# Requirement:
Repeat the material exactly, every line of it.

# Extracted data entries:
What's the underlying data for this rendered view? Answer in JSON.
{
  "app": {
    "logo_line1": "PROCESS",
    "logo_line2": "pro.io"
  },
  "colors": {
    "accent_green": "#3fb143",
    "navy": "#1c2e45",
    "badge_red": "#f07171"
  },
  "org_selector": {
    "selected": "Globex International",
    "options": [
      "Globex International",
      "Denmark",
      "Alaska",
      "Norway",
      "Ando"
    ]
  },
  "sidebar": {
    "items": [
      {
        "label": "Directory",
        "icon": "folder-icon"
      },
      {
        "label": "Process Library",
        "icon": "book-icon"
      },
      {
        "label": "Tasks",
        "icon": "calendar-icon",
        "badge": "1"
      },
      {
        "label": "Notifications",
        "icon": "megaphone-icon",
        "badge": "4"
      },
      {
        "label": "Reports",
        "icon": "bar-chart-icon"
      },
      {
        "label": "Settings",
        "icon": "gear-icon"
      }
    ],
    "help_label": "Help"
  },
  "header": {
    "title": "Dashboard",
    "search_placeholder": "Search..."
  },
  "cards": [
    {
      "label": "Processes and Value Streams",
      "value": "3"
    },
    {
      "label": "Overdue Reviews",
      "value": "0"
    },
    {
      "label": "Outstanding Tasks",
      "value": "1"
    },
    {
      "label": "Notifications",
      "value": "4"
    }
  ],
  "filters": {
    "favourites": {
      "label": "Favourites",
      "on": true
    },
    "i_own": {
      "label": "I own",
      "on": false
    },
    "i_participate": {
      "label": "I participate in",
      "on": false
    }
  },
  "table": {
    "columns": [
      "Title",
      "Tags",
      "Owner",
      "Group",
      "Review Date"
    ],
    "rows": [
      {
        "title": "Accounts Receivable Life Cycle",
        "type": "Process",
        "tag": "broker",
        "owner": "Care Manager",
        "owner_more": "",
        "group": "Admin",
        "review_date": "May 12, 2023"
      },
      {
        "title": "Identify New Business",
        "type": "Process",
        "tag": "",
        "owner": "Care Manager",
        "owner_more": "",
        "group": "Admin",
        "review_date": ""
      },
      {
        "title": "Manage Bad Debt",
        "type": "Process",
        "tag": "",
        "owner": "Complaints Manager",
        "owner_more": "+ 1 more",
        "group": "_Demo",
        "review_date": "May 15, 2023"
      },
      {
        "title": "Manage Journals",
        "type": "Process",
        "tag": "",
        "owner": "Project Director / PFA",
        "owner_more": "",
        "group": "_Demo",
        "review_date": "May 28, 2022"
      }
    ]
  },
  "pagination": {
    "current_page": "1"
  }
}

# Reply to the exercise:
What's the underlying data for this rendered view? Answer in JSON.
{
  "app": {
    "logo_line1": "PROCESS",
    "logo_line2": "pro.io"
  },
  "colors": {
    "accent_green": "#3fb143",
    "navy": "#1c2e45",
    "badge_red": "#f07171"
  },
  "org_selector": {
    "selected": "Globex International",
    "options": [
      "Globex International",
      "Denmark",
      "Alaska",
      "Norway",
      "Ando"
    ]
  },
  "sidebar": {
    "items": [
      {
        "label": "Directory",
        "icon": "folder-icon"
      },
      {
        "label": "Process Library",
        "icon": "book-icon"
      },
      {
        "label": "Tasks",
        "icon": "calendar-icon",
        "badge": "1"
      },
      {
        "label": "Notifications",
        "icon": "megaphone-icon",
        "badge": "4"
      },
      {
        "label": "Reports",
        "icon": "bar-chart-icon"
      },
      {
        "label": "Settings",
        "icon": "gear-icon"
      }
    ],
    "help_label": "Help"
  },
  "header": {
    "title": "Dashboard",
    "search_placeholder": "Search..."
  },
  "cards": [
    {
      "label": "Processes and Value Streams",
      "value": "3"
    },
    {
      "label": "Overdue Reviews",
      "value": "0"
    },
    {
      "label": "Outstanding Tasks",
      "value": "1"
    },
    {
      "label": "Notifications",
      "value": "4"
    }
  ],
  "filters": {
    "favourites": {
      "label": "Favourites",
      "on": true
    },
    "i_own": {
      "label": "I own",
      "on": false
    },
    "i_participate": {
      "label": "I participate in",
      "on": false
    }
  },
  "table": {
    "columns": [
      "Title",
      "Tags",
      "Owner",
      "Group",
      "Review Date"
    ],
    "rows": [
      {
        "title": "Accounts Receivable Life Cycle",
        "type": "Process",
        "tag": "broker",
        "owner": "Care Manager",
        "owner_more": "",
        "group": "Admin",
        "review_date": "May 12, 2023"
      },
      {
        "title": "Identify New Business",
        "type": "Process",
        "tag": "",
        "owner": "Care Manager",
        "owner_more": "",
        "group": "Admin",
        "review_date": ""
      },
      {
        "title": "Manage Bad Debt",
        "type": "Process",
        "tag": "",
        "owner": "Complaints Manager",
        "owner_more": "+ 1 more",
        "group": "_Demo",
        "review_date": "May 15, 2023"
      },
      {
        "title": "Manage Journals",
        "type": "Process",
        "tag": "",
        "owner": "Project Director / PFA",
        "owner_more": "",
        "group": "_Demo",
        "review_date": "May 28, 2022"
      }
    ]
  },
  "pagination": {
    "current_page": "1"
  }
}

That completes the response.